Task to complete –
Write out all the entries word for word, but skip any images.

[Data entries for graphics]
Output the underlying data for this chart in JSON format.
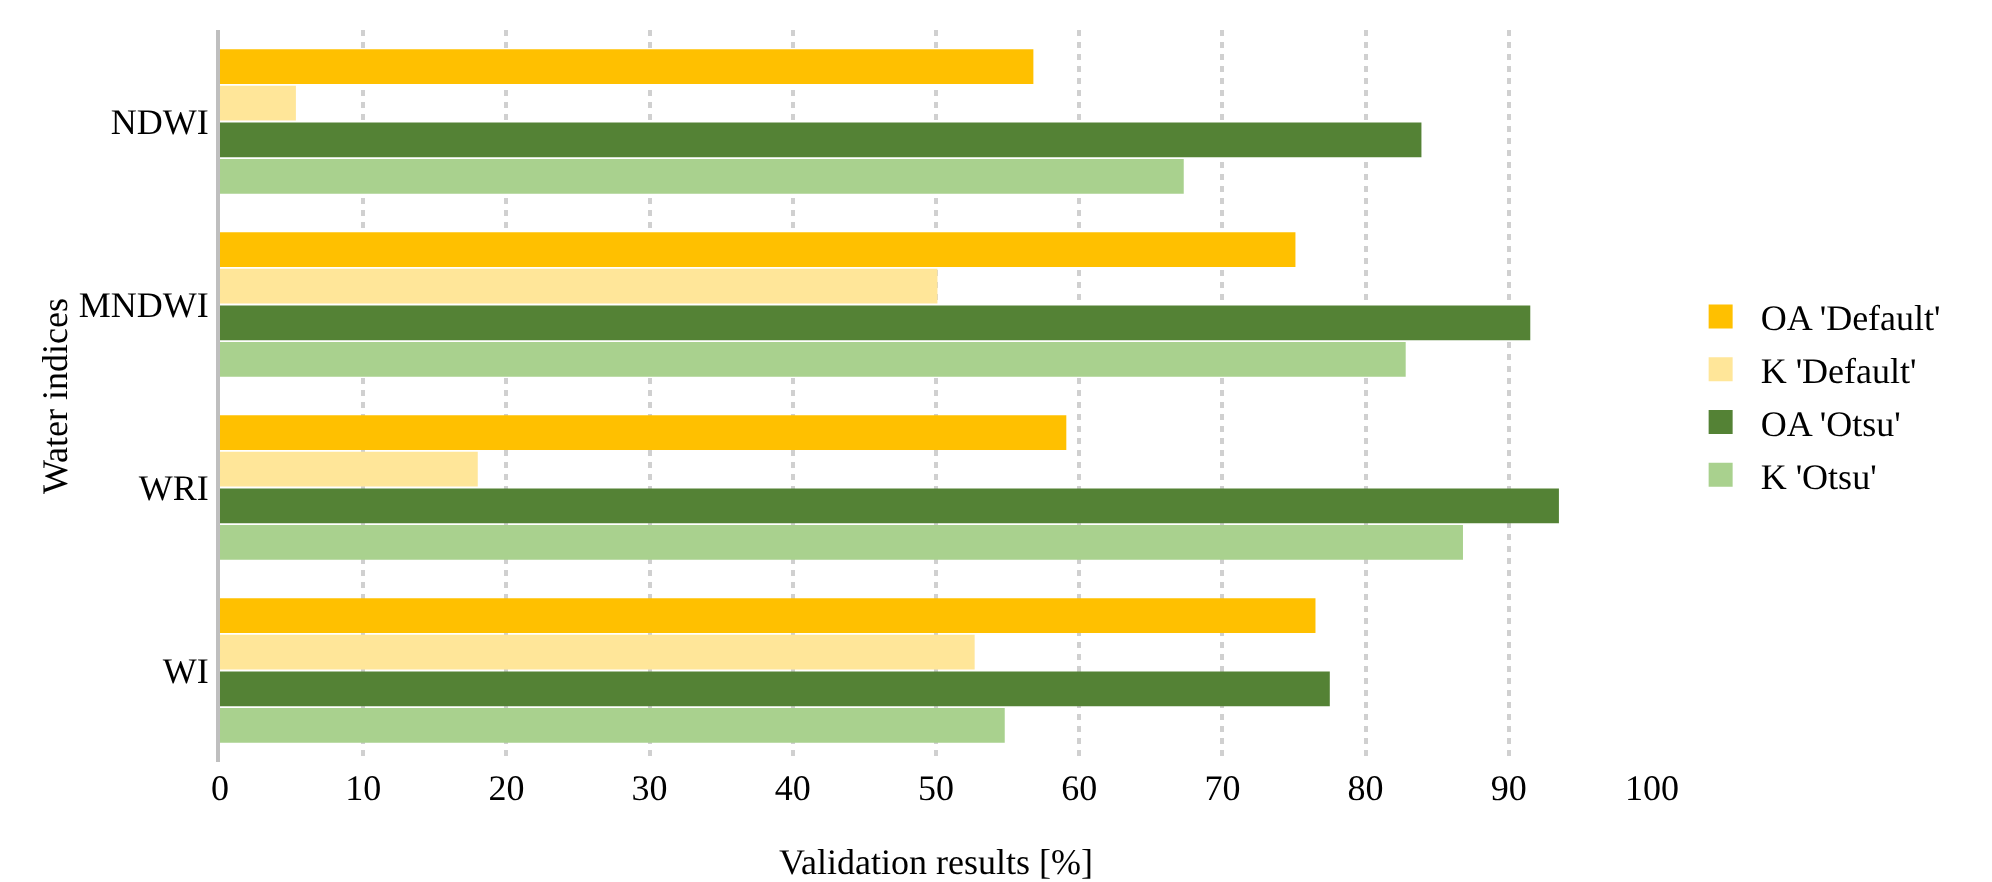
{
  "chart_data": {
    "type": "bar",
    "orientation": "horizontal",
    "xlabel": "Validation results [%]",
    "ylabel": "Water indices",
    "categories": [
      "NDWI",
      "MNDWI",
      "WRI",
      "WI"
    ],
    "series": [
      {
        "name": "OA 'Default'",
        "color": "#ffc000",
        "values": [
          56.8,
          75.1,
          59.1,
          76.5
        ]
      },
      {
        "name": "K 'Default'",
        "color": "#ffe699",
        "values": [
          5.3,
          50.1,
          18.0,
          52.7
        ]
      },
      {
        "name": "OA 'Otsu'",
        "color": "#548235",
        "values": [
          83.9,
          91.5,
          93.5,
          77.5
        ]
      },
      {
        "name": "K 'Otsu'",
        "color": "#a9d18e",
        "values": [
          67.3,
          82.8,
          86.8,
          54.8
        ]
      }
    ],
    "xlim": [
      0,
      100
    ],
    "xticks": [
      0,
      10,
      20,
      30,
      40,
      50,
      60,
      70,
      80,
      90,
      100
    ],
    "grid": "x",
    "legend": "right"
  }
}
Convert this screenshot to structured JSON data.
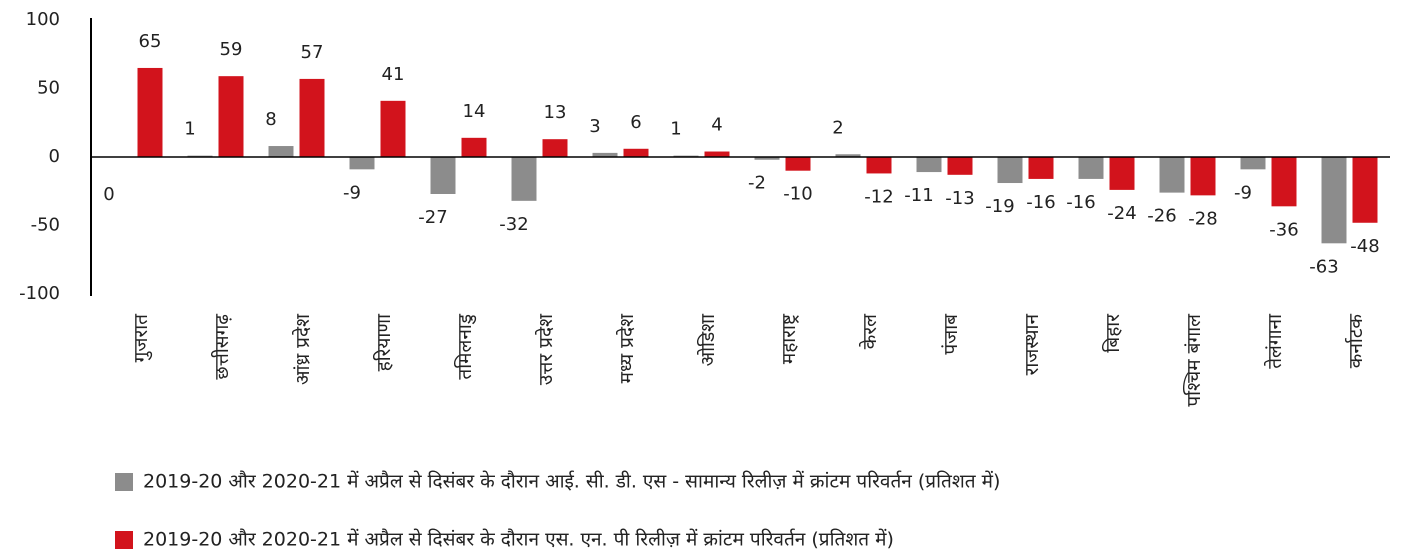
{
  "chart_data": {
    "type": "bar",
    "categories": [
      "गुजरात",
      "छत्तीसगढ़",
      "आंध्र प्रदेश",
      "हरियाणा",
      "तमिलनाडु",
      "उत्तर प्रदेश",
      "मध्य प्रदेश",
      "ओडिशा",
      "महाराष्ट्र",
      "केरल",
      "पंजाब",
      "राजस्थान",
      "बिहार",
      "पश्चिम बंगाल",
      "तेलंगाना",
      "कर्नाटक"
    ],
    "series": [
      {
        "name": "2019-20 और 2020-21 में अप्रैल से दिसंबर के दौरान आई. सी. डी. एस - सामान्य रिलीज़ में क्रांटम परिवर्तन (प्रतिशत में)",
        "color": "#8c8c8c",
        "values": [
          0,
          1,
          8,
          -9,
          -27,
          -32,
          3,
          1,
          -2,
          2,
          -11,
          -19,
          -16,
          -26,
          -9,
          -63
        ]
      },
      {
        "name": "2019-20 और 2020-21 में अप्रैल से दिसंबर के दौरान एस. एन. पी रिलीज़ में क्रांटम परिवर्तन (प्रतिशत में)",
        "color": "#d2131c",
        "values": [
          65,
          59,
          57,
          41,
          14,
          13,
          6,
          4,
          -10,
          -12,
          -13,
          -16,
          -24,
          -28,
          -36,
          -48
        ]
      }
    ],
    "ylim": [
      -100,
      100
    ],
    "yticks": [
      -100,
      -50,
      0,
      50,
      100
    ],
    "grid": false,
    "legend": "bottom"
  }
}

Task answer –
Output the underlying data for this chart in JSON format.
{
  "chart_data": {
    "type": "bar",
    "orientation": "horizontal",
    "xlabel": "Validation results [%]",
    "ylabel": "Water indices",
    "categories": [
      "NDWI",
      "MNDWI",
      "WRI",
      "WI"
    ],
    "series": [
      {
        "name": "OA 'Default'",
        "color": "#ffc000",
        "values": [
          56.8,
          75.1,
          59.1,
          76.5
        ]
      },
      {
        "name": "K 'Default'",
        "color": "#ffe699",
        "values": [
          5.3,
          50.1,
          18.0,
          52.7
        ]
      },
      {
        "name": "OA 'Otsu'",
        "color": "#548235",
        "values": [
          83.9,
          91.5,
          93.5,
          77.5
        ]
      },
      {
        "name": "K 'Otsu'",
        "color": "#a9d18e",
        "values": [
          67.3,
          82.8,
          86.8,
          54.8
        ]
      }
    ],
    "xlim": [
      0,
      100
    ],
    "xticks": [
      0,
      10,
      20,
      30,
      40,
      50,
      60,
      70,
      80,
      90,
      100
    ],
    "grid": "x",
    "legend": "right"
  }
}
Convert this screenshot to structured JSON data.
{
  "chart_data": {
    "type": "bar",
    "categories": [
      "गुजरात",
      "छत्तीसगढ़",
      "आंध्र प्रदेश",
      "हरियाणा",
      "तमिलनाडु",
      "उत्तर प्रदेश",
      "मध्य प्रदेश",
      "ओडिशा",
      "महाराष्ट्र",
      "केरल",
      "पंजाब",
      "राजस्थान",
      "बिहार",
      "पश्चिम बंगाल",
      "तेलंगाना",
      "कर्नाटक"
    ],
    "series": [
      {
        "name": "2019-20 और 2020-21 में अप्रैल से दिसंबर के दौरान आई. सी. डी. एस - सामान्य रिलीज़ में क्रांटम परिवर्तन (प्रतिशत में)",
        "color": "#8c8c8c",
        "values": [
          0,
          1,
          8,
          -9,
          -27,
          -32,
          3,
          1,
          -2,
          2,
          -11,
          -19,
          -16,
          -26,
          -9,
          -63
        ]
      },
      {
        "name": "2019-20 और 2020-21 में अप्रैल से दिसंबर के दौरान एस. एन. पी रिलीज़ में क्रांटम परिवर्तन (प्रतिशत में)",
        "color": "#d2131c",
        "values": [
          65,
          59,
          57,
          41,
          14,
          13,
          6,
          4,
          -10,
          -12,
          -13,
          -16,
          -24,
          -28,
          -36,
          -48
        ]
      }
    ],
    "ylim": [
      -100,
      100
    ],
    "yticks": [
      -100,
      -50,
      0,
      50,
      100
    ],
    "grid": false,
    "legend": "bottom"
  }
}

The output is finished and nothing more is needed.